[BEGIN RECORDS PROVIDED]

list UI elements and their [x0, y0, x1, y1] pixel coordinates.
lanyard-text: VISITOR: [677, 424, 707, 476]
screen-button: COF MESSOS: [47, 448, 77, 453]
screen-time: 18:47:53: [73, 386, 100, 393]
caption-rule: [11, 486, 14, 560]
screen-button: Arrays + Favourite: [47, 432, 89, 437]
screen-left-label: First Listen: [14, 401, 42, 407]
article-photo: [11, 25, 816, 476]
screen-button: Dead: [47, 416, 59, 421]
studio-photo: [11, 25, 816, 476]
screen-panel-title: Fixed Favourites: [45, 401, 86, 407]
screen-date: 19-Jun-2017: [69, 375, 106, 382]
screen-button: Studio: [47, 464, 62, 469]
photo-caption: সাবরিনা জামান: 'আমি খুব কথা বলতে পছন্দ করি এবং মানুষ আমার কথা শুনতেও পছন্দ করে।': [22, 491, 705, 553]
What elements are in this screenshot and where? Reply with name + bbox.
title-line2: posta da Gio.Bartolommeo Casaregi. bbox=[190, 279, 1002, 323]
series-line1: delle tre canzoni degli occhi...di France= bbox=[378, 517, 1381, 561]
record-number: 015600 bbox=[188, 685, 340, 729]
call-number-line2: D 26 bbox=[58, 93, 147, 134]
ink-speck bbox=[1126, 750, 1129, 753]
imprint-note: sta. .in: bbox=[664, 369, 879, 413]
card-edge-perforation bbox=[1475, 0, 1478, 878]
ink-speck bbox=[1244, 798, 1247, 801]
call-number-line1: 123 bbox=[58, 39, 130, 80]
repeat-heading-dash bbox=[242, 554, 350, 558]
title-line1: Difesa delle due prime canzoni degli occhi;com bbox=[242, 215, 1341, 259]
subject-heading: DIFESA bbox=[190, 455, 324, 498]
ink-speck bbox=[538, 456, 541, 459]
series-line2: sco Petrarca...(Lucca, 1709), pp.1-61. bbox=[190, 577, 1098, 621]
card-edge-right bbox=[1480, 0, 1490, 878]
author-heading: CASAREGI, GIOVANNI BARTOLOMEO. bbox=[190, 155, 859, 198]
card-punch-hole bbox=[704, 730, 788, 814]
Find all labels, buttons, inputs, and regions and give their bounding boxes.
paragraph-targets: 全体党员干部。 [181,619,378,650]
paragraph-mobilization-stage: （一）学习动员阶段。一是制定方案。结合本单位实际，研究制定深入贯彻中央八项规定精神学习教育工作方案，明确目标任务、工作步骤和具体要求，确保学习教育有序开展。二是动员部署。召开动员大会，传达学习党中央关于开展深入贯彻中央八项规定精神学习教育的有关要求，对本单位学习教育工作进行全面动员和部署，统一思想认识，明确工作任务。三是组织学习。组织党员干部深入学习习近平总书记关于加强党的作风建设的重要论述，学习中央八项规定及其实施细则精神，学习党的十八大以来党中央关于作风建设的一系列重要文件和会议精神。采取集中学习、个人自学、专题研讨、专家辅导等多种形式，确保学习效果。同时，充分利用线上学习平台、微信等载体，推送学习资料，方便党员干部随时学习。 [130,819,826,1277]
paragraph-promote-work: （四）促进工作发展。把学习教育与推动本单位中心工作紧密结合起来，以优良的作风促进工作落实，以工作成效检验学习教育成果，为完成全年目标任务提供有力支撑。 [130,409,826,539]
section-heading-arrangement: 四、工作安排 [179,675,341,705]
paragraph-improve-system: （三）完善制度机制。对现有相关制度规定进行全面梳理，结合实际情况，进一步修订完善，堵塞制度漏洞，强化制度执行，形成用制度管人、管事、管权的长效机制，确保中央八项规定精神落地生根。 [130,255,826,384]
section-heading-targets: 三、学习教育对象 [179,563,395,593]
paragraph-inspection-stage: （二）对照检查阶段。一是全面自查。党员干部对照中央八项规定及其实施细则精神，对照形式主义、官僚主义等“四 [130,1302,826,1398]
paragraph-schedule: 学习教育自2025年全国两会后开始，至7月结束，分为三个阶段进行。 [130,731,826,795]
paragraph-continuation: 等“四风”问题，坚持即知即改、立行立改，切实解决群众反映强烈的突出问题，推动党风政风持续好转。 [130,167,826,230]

[END RECORDS PROVIDED]

_EXERCISE GOAL_. Collect every line of the data that contains the string "caption". Case counts.

_WRITTEN RESPONSE_.
caption-rule: [11, 486, 14, 560]
photo-caption: সাবরিনা জামান: 'আমি খুব কথা বলতে পছন্দ করি এবং মানুষ আমার কথা শুনতেও পছন্দ করে।': [22, 491, 705, 553]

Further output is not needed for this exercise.